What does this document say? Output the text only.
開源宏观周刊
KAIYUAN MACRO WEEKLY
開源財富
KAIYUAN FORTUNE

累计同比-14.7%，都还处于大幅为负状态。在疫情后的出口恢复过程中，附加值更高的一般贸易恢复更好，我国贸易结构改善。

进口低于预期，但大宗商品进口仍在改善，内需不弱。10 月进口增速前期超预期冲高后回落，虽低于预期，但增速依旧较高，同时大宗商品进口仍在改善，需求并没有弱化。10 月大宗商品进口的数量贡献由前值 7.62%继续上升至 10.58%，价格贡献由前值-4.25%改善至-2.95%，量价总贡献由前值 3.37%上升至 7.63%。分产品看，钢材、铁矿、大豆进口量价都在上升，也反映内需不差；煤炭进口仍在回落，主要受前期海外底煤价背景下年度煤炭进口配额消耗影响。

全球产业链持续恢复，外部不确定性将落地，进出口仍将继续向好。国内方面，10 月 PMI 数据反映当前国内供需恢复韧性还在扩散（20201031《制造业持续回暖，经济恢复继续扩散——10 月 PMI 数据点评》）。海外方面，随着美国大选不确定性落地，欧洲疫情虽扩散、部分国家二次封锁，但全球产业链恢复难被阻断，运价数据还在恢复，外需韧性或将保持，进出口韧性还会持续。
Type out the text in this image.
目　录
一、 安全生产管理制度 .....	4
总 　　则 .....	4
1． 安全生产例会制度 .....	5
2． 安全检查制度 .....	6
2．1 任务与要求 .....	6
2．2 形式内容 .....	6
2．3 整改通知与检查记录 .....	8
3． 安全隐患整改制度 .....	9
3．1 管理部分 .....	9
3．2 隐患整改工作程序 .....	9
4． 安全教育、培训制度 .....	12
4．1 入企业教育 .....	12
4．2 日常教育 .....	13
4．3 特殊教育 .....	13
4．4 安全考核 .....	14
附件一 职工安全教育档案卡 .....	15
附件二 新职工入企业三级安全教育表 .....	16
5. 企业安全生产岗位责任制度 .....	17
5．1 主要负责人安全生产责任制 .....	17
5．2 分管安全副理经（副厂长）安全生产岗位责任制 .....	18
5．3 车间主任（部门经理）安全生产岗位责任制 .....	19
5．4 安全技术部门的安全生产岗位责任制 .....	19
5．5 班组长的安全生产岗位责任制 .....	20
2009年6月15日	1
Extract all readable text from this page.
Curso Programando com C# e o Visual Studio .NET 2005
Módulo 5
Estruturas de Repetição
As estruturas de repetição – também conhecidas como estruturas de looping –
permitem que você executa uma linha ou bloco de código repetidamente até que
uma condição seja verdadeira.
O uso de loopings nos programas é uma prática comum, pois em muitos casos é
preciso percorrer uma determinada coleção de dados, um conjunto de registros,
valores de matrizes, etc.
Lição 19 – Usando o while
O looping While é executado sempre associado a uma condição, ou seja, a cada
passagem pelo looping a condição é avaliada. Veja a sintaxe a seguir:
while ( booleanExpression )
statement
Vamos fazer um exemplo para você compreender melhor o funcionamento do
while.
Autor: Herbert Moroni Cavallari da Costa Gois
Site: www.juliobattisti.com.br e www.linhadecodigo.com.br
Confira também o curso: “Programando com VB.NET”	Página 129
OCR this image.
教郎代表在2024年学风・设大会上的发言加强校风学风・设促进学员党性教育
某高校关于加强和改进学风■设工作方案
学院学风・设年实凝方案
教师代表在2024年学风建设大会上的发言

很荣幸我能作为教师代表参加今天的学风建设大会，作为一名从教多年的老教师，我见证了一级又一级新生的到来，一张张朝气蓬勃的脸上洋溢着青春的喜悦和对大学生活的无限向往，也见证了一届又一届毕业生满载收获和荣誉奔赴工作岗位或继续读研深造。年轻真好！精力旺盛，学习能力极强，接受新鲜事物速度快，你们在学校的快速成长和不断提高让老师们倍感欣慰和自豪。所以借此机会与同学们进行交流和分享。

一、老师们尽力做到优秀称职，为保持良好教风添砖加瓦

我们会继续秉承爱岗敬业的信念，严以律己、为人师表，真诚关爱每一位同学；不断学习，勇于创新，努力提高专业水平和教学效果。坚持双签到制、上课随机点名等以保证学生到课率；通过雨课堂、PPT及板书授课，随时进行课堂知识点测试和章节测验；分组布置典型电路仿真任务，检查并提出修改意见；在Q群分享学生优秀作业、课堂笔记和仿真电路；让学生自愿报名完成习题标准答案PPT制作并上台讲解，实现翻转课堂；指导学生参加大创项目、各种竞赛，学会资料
+ + +
• **REQUIREMENT**:
Retype the entries one by one, exactly.

• **OUTPUT**:
What does this document say? Output the text only.
開源宏观周刊
KAIYUAN MACRO WEEKLY
開源財富
KAIYUAN FORTUNE

累计同比-14.7%，都还处于大幅为负状态。在疫情后的出口恢复过程中，附加值更高的一般贸易恢复更好，我国贸易结构改善。

进口低于预期，但大宗商品进口仍在改善，内需不弱。10 月进口增速前期超预期冲高后回落，虽低于预期，但增速依旧较高，同时大宗商品进口仍在改善，需求并没有弱化。10 月大宗商品进口的数量贡献由前值 7.62%继续上升至 10.58%，价格贡献由前值-4.25%改善至-2.95%，量价总贡献由前值 3.37%上升至 7.63%。分产品看，钢材、铁矿、大豆进口量价都在上升，也反映内需不差；煤炭进口仍在回落，主要受前期海外底煤价背景下年度煤炭进口配额消耗影响。

全球产业链持续恢复，外部不确定性将落地，进出口仍将继续向好。国内方面，10 月 PMI 数据反映当前国内供需恢复韧性还在扩散（20201031《制造业持续回暖，经济恢复继续扩散——10 月 PMI 数据点评》）。海外方面，随着美国大选不确定性落地，欧洲疫情虽扩散、部分国家二次封锁，但全球产业链恢复难被阻断，运价数据还在恢复，外需韧性或将保持，进出口韧性还会持续。
Type out the text in this image.
目　录
一、 安全生产管理制度 .....	4
总 　　则 .....	4
1． 安全生产例会制度 .....	5
2． 安全检查制度 .....	6
2．1 任务与要求 .....	6
2．2 形式内容 .....	6
2．3 整改通知与检查记录 .....	8
3． 安全隐患整改制度 .....	9
3．1 管理部分 .....	9
3．2 隐患整改工作程序 .....	9
4． 安全教育、培训制度 .....	12
4．1 入企业教育 .....	12
4．2 日常教育 .....	13
4．3 特殊教育 .....	13
4．4 安全考核 .....	14
附件一 职工安全教育档案卡 .....	15
附件二 新职工入企业三级安全教育表 .....	16
5. 企业安全生产岗位责任制度 .....	17
5．1 主要负责人安全生产责任制 .....	17
5．2 分管安全副理经（副厂长）安全生产岗位责任制 .....	18
5．3 车间主任（部门经理）安全生产岗位责任制 .....	19
5．4 安全技术部门的安全生产岗位责任制 .....	19
5．5 班组长的安全生产岗位责任制 .....	20
2009年6月15日	1
Extract all readable text from this page.
Curso Programando com C# e o Visual Studio .NET 2005
Módulo 5
Estruturas de Repetição
As estruturas de repetição – também conhecidas como estruturas de looping –
permitem que você executa uma linha ou bloco de código repetidamente até que
uma condição seja verdadeira.
O uso de loopings nos programas é uma prática comum, pois em muitos casos é
preciso percorrer uma determinada coleção de dados, um conjunto de registros,
valores de matrizes, etc.
Lição 19 – Usando o while
O looping While é executado sempre associado a uma condição, ou seja, a cada
passagem pelo looping a condição é avaliada. Veja a sintaxe a seguir:
while ( booleanExpression )
statement
Vamos fazer um exemplo para você compreender melhor o funcionamento do
while.
Autor: Herbert Moroni Cavallari da Costa Gois
Site: www.juliobattisti.com.br e www.linhadecodigo.com.br
Confira também o curso: “Programando com VB.NET”	Página 129
OCR this image.
教郎代表在2024年学风・设大会上的发言加强校风学风・设促进学员党性教育
某高校关于加强和改进学风■设工作方案
学院学风・设年实凝方案
教师代表在2024年学风建设大会上的发言

很荣幸我能作为教师代表参加今天的学风建设大会，作为一名从教多年的老教师，我见证了一级又一级新生的到来，一张张朝气蓬勃的脸上洋溢着青春的喜悦和对大学生活的无限向往，也见证了一届又一届毕业生满载收获和荣誉奔赴工作岗位或继续读研深造。年轻真好！精力旺盛，学习能力极强，接受新鲜事物速度快，你们在学校的快速成长和不断提高让老师们倍感欣慰和自豪。所以借此机会与同学们进行交流和分享。

一、老师们尽力做到优秀称职，为保持良好教风添砖加瓦

我们会继续秉承爱岗敬业的信念，严以律己、为人师表，真诚关爱每一位同学；不断学习，勇于创新，努力提高专业水平和教学效果。坚持双签到制、上课随机点名等以保证学生到课率；通过雨课堂、PPT及板书授课，随时进行课堂知识点测试和章节测验；分组布置典型电路仿真任务，检查并提出修改意见；在Q群分享学生优秀作业、课堂笔记和仿真电路；让学生自愿报名完成习题标准答案PPT制作并上台讲解，实现翻转课堂；指导学生参加大创项目、各种竞赛，学会资料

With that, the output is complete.